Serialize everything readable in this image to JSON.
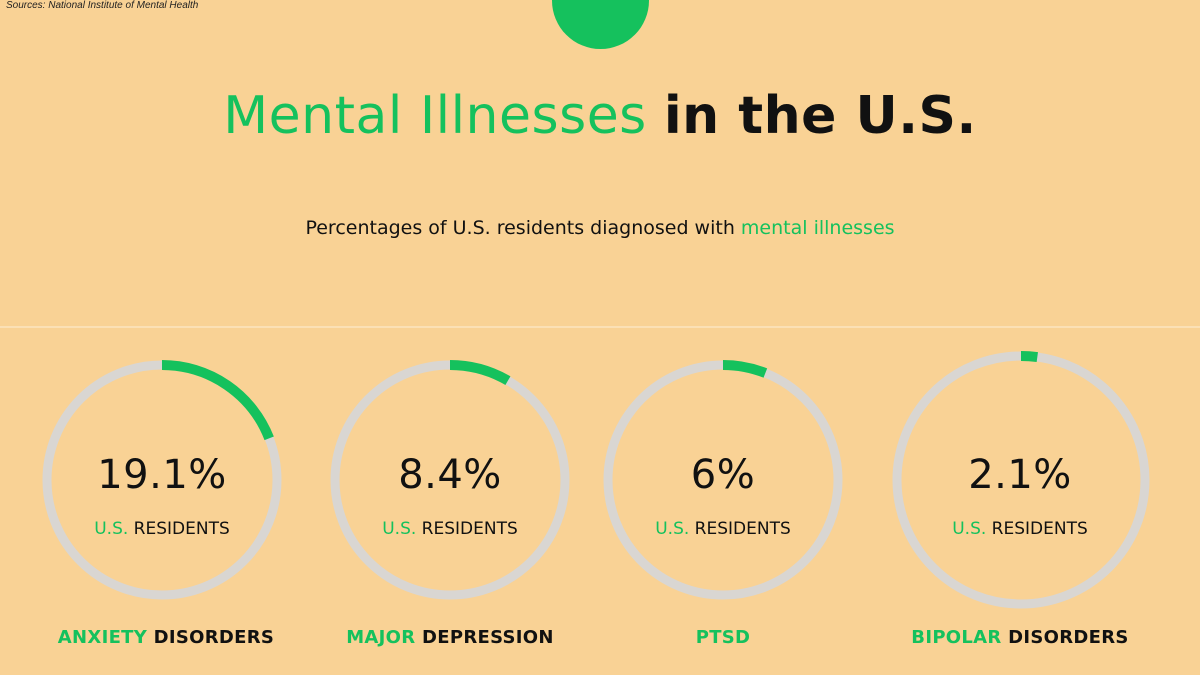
{
  "source": "Sources: National Institute of Mental Health",
  "title": {
    "highlight": "Mental Illnesses",
    "rest": "in the U.S."
  },
  "subtitle": {
    "text": "Percentages of U.S. residents diagnosed with",
    "highlight": "mental  illnesses"
  },
  "colors": {
    "accent": "#15c15d",
    "ring_track": "#d9d6d2",
    "background": "#f9d295"
  },
  "chart_data": {
    "type": "donut",
    "unit": "%",
    "items": [
      {
        "value": 19.1,
        "label": "19.1%",
        "sub_highlight": "U.S.",
        "sub_rest": "RESIDENTS",
        "category_highlight": "ANXIETY",
        "category_rest": "DISORDERS"
      },
      {
        "value": 8.4,
        "label": "8.4%",
        "sub_highlight": "U.S.",
        "sub_rest": "RESIDENTS",
        "category_highlight": "MAJOR",
        "category_rest": "DEPRESSION"
      },
      {
        "value": 6,
        "label": "6%",
        "sub_highlight": "U.S.",
        "sub_rest": "RESIDENTS",
        "category_highlight": "PTSD",
        "category_rest": ""
      },
      {
        "value": 2.1,
        "label": "2.1%",
        "sub_highlight": "U.S.",
        "sub_rest": "RESIDENTS",
        "category_highlight": "BIPOLAR",
        "category_rest": "DISORDERS"
      }
    ]
  }
}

---

**Exercise instructions**:
Give the entries again word for word, but skip the pictures.

**Solution to the exercise**:
Serialize everything readable in this image to JSON.
{
  "source": "Sources: National Institute of Mental Health",
  "title": {
    "highlight": "Mental Illnesses",
    "rest": "in the U.S."
  },
  "subtitle": {
    "text": "Percentages of U.S. residents diagnosed with",
    "highlight": "mental  illnesses"
  },
  "colors": {
    "accent": "#15c15d",
    "ring_track": "#d9d6d2",
    "background": "#f9d295"
  },
  "chart_data": {
    "type": "donut",
    "unit": "%",
    "items": [
      {
        "value": 19.1,
        "label": "19.1%",
        "sub_highlight": "U.S.",
        "sub_rest": "RESIDENTS",
        "category_highlight": "ANXIETY",
        "category_rest": "DISORDERS"
      },
      {
        "value": 8.4,
        "label": "8.4%",
        "sub_highlight": "U.S.",
        "sub_rest": "RESIDENTS",
        "category_highlight": "MAJOR",
        "category_rest": "DEPRESSION"
      },
      {
        "value": 6,
        "label": "6%",
        "sub_highlight": "U.S.",
        "sub_rest": "RESIDENTS",
        "category_highlight": "PTSD",
        "category_rest": ""
      },
      {
        "value": 2.1,
        "label": "2.1%",
        "sub_highlight": "U.S.",
        "sub_rest": "RESIDENTS",
        "category_highlight": "BIPOLAR",
        "category_rest": "DISORDERS"
      }
    ]
  }
}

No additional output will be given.